§ **Requirements**: Leaving out every picture, quote the data below exactly as it appears.
::: Dataset
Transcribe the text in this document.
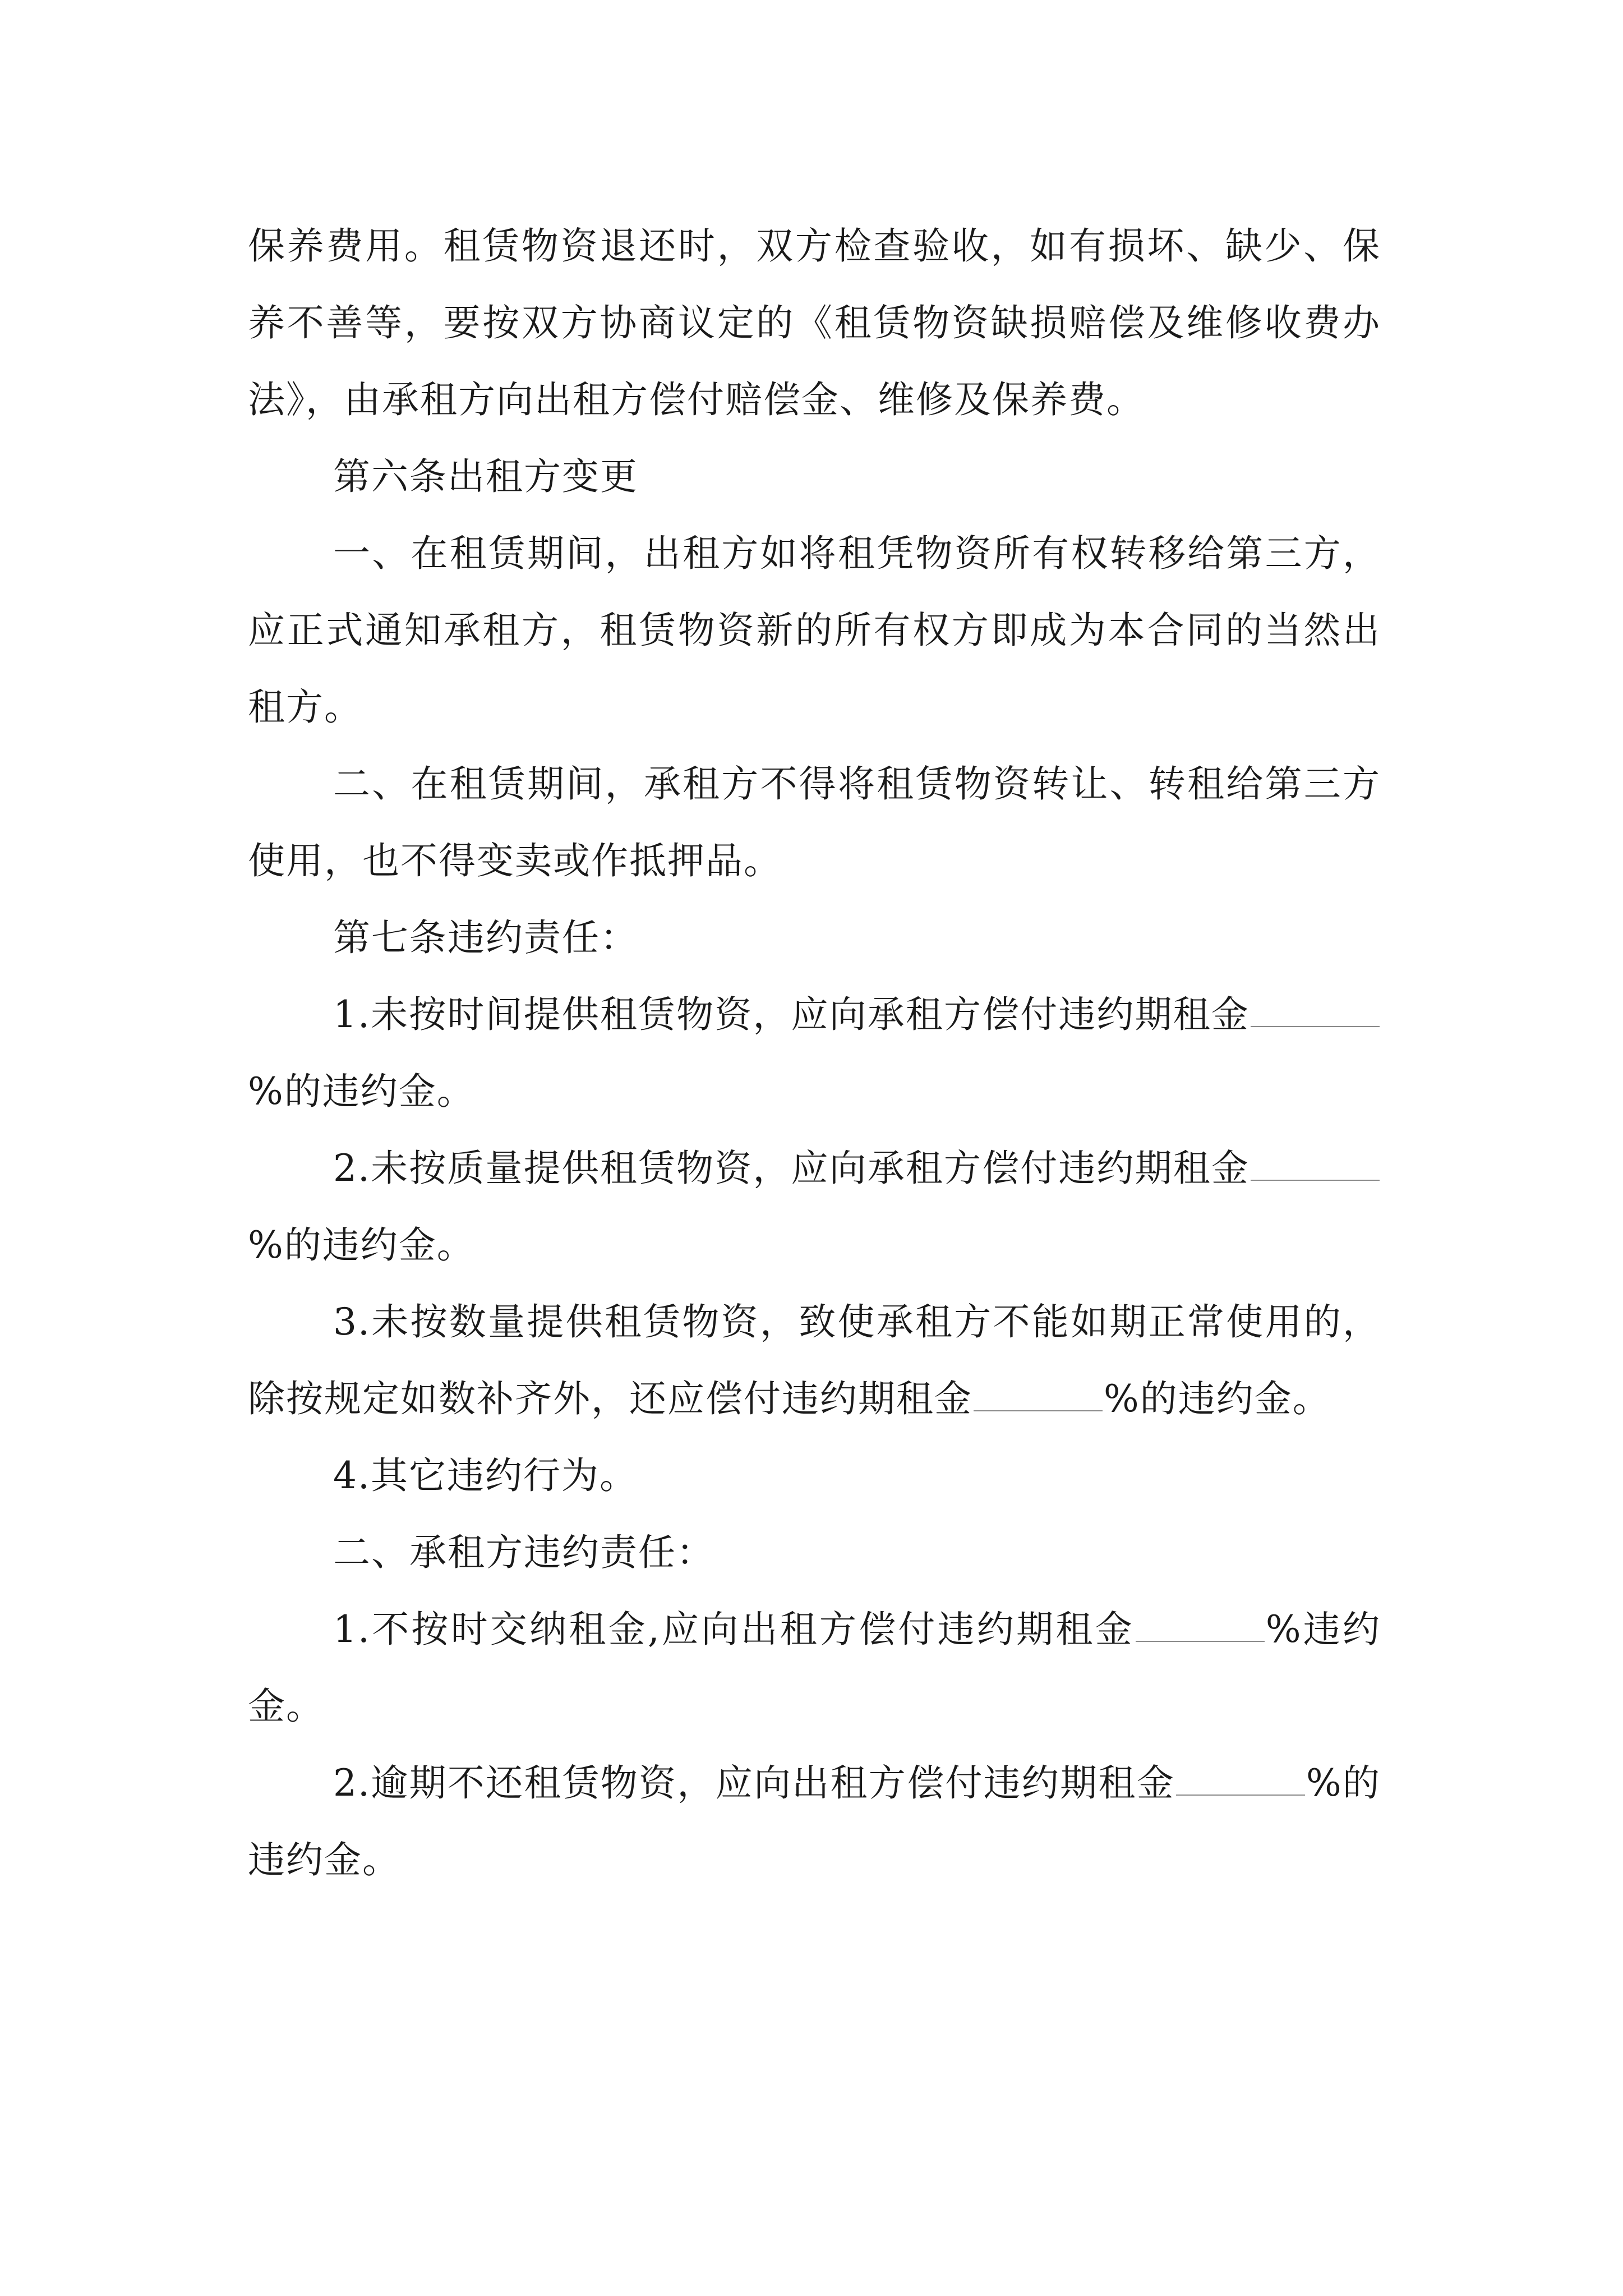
保养费用。租赁物资退还时，双方检查验收，如有损坏、缺少、保养不善等，要按双方协商议定的《租赁物资缺损赔偿及维修收费办法》，由承租方向出租方偿付赔偿金、维修及保养费。

第六条出租方变更

一、在租赁期间，出租方如将租凭物资所有权转移给第三方，应正式通知承租方，租赁物资新的所有权方即成为本合同的当然出租方。

二、在租赁期间，承租方不得将租赁物资转让、转租给第三方使用，也不得变卖或作抵押品。

第七条违约责任：

1.未按时间提供租赁物资，应向承租方偿付违约期租金%的违约金。

2.未按质量提供租赁物资，应向承租方偿付违约期租金%的违约金。

3.未按数量提供租赁物资，致使承租方不能如期正常使用的，除按规定如数补齐外，还应偿付违约期租金	%的违约金。

4.其它违约行为。

二、承租方违约责任：

1.不按时交纳租金,应向出租方偿付违约期租金	%违约金。

2.逾期不还租赁物资，应向出租方偿付违约期租金	%的违约金。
::::::
§ **Result**:
Transcribe the text in this document.
保养费用。租赁物资退还时，双方检查验收，如有损坏、缺少、保养不善等，要按双方协商议定的《租赁物资缺损赔偿及维修收费办法》，由承租方向出租方偿付赔偿金、维修及保养费。

第六条出租方变更

一、在租赁期间，出租方如将租凭物资所有权转移给第三方，应正式通知承租方，租赁物资新的所有权方即成为本合同的当然出租方。

二、在租赁期间，承租方不得将租赁物资转让、转租给第三方使用，也不得变卖或作抵押品。

第七条违约责任：

1.未按时间提供租赁物资，应向承租方偿付违约期租金%的违约金。

2.未按质量提供租赁物资，应向承租方偿付违约期租金%的违约金。

3.未按数量提供租赁物资，致使承租方不能如期正常使用的，除按规定如数补齐外，还应偿付违约期租金	%的违约金。

4.其它违约行为。

二、承租方违约责任：

1.不按时交纳租金,应向出租方偿付违约期租金	%违约金。

2.逾期不还租赁物资，应向出租方偿付违约期租金	%的违约金。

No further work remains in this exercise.